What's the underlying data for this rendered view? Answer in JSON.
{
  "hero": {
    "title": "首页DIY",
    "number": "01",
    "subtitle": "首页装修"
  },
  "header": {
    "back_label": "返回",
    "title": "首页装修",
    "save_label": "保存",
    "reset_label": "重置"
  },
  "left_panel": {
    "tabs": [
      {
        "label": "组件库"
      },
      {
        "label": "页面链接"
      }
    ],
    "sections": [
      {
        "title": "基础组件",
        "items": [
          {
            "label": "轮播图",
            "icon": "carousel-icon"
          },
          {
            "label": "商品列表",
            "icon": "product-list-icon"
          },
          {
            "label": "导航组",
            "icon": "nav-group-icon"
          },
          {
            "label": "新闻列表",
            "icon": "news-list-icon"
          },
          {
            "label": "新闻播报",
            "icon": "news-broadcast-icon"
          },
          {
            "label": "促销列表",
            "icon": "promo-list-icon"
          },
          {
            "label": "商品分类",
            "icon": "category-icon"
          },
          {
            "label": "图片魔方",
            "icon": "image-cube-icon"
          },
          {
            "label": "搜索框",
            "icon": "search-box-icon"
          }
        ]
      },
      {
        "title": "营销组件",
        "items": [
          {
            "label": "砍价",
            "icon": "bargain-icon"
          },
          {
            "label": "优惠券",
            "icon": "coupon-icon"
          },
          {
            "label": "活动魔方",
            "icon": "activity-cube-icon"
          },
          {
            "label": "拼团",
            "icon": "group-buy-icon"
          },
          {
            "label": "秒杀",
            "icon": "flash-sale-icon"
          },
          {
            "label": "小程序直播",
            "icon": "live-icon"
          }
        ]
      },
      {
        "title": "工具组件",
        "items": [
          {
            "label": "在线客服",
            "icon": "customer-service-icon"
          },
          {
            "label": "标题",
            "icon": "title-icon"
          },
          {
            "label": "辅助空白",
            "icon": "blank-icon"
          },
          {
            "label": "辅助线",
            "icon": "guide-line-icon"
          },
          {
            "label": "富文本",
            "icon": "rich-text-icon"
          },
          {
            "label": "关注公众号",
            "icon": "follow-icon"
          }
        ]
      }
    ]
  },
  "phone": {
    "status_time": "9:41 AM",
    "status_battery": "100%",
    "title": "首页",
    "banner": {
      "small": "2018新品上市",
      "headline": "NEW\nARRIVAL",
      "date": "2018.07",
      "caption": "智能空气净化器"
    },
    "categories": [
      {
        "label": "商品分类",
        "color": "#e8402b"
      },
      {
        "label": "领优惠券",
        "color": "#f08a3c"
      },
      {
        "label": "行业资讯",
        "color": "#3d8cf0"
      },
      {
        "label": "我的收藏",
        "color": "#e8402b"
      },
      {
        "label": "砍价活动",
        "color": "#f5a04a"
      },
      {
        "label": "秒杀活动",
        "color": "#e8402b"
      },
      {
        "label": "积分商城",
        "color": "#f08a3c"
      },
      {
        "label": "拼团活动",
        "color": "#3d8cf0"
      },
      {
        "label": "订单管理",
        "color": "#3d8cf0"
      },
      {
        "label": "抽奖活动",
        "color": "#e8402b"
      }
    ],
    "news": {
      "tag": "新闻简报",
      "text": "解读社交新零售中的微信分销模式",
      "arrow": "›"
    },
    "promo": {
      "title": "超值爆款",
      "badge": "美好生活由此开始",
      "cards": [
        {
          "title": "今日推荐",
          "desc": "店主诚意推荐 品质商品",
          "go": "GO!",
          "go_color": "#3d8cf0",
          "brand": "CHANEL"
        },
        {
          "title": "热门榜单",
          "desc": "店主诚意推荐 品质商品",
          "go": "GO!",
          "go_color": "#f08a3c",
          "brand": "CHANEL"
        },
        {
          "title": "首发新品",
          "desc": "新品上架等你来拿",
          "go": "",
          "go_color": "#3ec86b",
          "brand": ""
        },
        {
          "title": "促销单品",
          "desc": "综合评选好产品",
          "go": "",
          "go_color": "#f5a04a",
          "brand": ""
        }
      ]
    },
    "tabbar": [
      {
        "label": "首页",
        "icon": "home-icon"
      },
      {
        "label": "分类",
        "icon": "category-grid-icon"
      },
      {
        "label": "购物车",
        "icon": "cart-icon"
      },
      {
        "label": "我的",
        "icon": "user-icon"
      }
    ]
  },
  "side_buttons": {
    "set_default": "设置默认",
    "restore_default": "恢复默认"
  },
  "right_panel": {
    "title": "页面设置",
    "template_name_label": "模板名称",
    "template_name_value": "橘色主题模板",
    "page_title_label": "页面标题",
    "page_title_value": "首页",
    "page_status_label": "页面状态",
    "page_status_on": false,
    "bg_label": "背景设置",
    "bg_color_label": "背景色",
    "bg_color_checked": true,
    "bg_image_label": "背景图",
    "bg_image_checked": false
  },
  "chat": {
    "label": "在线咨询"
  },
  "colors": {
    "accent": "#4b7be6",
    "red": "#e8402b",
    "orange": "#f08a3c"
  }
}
* * * * * * *
*WHAT TO WORK ON*.
From the listing above, collect every line that mentions the word "text".

*FULL ANSWER*.
            "icon": "rich-text-icon"
      "text": "解读社交新零售中的微信分销模式",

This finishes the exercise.